* Short task
Extract the complete data exactly as given.

* Extracted information
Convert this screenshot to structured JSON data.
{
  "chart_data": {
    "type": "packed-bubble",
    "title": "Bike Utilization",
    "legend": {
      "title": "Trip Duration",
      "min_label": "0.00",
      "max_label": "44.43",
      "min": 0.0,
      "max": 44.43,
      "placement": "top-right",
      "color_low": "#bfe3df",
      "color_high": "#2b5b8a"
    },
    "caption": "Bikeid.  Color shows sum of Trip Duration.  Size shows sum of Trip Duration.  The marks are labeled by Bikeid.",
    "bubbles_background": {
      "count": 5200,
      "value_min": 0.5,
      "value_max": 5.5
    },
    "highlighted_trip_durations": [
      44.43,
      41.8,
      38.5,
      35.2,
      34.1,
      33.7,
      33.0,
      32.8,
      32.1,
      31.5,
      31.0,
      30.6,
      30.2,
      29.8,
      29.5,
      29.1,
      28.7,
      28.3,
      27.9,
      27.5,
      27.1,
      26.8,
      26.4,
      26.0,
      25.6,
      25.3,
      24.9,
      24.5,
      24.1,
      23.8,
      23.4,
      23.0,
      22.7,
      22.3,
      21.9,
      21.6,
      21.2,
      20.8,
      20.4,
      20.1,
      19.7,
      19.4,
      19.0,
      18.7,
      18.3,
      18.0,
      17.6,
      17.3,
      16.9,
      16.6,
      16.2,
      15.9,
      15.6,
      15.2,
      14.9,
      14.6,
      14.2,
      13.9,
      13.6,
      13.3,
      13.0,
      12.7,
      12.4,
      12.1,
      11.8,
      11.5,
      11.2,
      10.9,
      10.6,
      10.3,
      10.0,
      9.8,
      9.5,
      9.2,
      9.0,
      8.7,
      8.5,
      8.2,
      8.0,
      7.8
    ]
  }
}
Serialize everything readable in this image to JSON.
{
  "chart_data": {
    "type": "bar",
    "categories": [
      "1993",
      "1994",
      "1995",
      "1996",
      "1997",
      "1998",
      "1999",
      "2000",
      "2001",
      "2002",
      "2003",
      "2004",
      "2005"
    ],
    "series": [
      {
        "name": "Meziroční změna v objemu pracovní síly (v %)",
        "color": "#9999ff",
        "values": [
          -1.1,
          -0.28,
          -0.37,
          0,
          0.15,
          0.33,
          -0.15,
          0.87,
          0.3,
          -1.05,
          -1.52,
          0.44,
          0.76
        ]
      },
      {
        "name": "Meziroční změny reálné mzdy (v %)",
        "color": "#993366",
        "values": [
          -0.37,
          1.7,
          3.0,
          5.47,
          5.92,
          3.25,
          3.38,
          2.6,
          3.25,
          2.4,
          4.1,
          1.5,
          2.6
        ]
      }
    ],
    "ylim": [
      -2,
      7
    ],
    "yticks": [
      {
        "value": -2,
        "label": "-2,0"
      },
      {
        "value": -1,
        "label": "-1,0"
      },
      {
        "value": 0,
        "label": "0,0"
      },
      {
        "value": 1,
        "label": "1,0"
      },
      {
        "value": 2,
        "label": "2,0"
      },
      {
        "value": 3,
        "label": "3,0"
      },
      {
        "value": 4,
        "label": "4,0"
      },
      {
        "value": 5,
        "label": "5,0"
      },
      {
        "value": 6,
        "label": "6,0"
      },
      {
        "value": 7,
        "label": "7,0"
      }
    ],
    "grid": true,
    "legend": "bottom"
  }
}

* Result for this exercise
Convert this screenshot to structured JSON data.
{
  "chart_data": {
    "type": "packed-bubble",
    "title": "Bike Utilization",
    "legend": {
      "title": "Trip Duration",
      "min_label": "0.00",
      "max_label": "44.43",
      "min": 0.0,
      "max": 44.43,
      "placement": "top-right",
      "color_low": "#bfe3df",
      "color_high": "#2b5b8a"
    },
    "caption": "Bikeid.  Color shows sum of Trip Duration.  Size shows sum of Trip Duration.  The marks are labeled by Bikeid.",
    "bubbles_background": {
      "count": 5200,
      "value_min": 0.5,
      "value_max": 5.5
    },
    "highlighted_trip_durations": [
      44.43,
      41.8,
      38.5,
      35.2,
      34.1,
      33.7,
      33.0,
      32.8,
      32.1,
      31.5,
      31.0,
      30.6,
      30.2,
      29.8,
      29.5,
      29.1,
      28.7,
      28.3,
      27.9,
      27.5,
      27.1,
      26.8,
      26.4,
      26.0,
      25.6,
      25.3,
      24.9,
      24.5,
      24.1,
      23.8,
      23.4,
      23.0,
      22.7,
      22.3,
      21.9,
      21.6,
      21.2,
      20.8,
      20.4,
      20.1,
      19.7,
      19.4,
      19.0,
      18.7,
      18.3,
      18.0,
      17.6,
      17.3,
      16.9,
      16.6,
      16.2,
      15.9,
      15.6,
      15.2,
      14.9,
      14.6,
      14.2,
      13.9,
      13.6,
      13.3,
      13.0,
      12.7,
      12.4,
      12.1,
      11.8,
      11.5,
      11.2,
      10.9,
      10.6,
      10.3,
      10.0,
      9.8,
      9.5,
      9.2,
      9.0,
      8.7,
      8.5,
      8.2,
      8.0,
      7.8
    ]
  }
}
Serialize everything readable in this image to JSON.
{
  "chart_data": {
    "type": "bar",
    "categories": [
      "1993",
      "1994",
      "1995",
      "1996",
      "1997",
      "1998",
      "1999",
      "2000",
      "2001",
      "2002",
      "2003",
      "2004",
      "2005"
    ],
    "series": [
      {
        "name": "Meziroční změna v objemu pracovní síly (v %)",
        "color": "#9999ff",
        "values": [
          -1.1,
          -0.28,
          -0.37,
          0,
          0.15,
          0.33,
          -0.15,
          0.87,
          0.3,
          -1.05,
          -1.52,
          0.44,
          0.76
        ]
      },
      {
        "name": "Meziroční změny reálné mzdy (v %)",
        "color": "#993366",
        "values": [
          -0.37,
          1.7,
          3.0,
          5.47,
          5.92,
          3.25,
          3.38,
          2.6,
          3.25,
          2.4,
          4.1,
          1.5,
          2.6
        ]
      }
    ],
    "ylim": [
      -2,
      7
    ],
    "yticks": [
      {
        "value": -2,
        "label": "-2,0"
      },
      {
        "value": -1,
        "label": "-1,0"
      },
      {
        "value": 0,
        "label": "0,0"
      },
      {
        "value": 1,
        "label": "1,0"
      },
      {
        "value": 2,
        "label": "2,0"
      },
      {
        "value": 3,
        "label": "3,0"
      },
      {
        "value": 4,
        "label": "4,0"
      },
      {
        "value": 5,
        "label": "5,0"
      },
      {
        "value": 6,
        "label": "6,0"
      },
      {
        "value": 7,
        "label": "7,0"
      }
    ],
    "grid": true,
    "legend": "bottom"
  }
}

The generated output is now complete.